WHAT YOU NEED TO DO:
Search the listing below for the string "this" and show each line that contains it.

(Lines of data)
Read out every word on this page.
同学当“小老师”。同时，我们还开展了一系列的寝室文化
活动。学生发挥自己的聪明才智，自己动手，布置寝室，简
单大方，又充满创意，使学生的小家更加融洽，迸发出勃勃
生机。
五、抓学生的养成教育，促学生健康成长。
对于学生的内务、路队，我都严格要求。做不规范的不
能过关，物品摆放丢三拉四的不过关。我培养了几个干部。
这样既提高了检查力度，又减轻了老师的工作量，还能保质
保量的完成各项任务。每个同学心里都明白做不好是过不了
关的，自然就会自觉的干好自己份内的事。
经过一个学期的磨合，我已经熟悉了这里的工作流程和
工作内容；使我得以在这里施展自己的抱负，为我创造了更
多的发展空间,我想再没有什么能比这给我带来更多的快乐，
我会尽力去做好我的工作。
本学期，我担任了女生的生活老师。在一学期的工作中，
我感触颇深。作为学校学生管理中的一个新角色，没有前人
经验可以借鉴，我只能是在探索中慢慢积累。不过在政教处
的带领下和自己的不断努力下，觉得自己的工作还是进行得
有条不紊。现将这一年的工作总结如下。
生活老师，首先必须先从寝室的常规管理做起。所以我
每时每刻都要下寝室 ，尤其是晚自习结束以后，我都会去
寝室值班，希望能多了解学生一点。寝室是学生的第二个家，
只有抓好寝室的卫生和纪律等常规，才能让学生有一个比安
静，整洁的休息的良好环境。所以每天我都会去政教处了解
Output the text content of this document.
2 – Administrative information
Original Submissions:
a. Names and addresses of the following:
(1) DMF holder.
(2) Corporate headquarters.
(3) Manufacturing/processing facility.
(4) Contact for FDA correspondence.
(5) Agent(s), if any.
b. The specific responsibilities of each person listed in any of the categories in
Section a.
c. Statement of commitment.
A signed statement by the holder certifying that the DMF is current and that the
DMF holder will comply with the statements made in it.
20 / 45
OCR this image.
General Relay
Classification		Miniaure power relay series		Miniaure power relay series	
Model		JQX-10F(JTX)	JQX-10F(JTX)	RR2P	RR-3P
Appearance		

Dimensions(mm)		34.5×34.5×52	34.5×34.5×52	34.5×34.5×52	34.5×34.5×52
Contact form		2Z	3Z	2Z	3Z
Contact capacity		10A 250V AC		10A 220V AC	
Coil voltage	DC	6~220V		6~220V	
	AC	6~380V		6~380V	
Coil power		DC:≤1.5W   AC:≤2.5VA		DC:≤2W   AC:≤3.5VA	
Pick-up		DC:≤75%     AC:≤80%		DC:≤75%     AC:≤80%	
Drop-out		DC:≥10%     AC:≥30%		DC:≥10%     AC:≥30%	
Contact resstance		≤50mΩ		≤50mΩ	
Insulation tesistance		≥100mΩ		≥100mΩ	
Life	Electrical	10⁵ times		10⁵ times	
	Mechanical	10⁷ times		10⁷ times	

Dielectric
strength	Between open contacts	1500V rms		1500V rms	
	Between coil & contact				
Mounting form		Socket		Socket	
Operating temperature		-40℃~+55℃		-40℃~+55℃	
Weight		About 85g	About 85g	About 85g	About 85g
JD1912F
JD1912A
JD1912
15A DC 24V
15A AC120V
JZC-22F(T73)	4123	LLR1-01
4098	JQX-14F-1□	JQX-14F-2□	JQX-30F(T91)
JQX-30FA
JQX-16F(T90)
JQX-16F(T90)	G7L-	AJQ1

WORKED SOLUTION:
Read out every word on this page.
Output the text content of this document.
OCR this image.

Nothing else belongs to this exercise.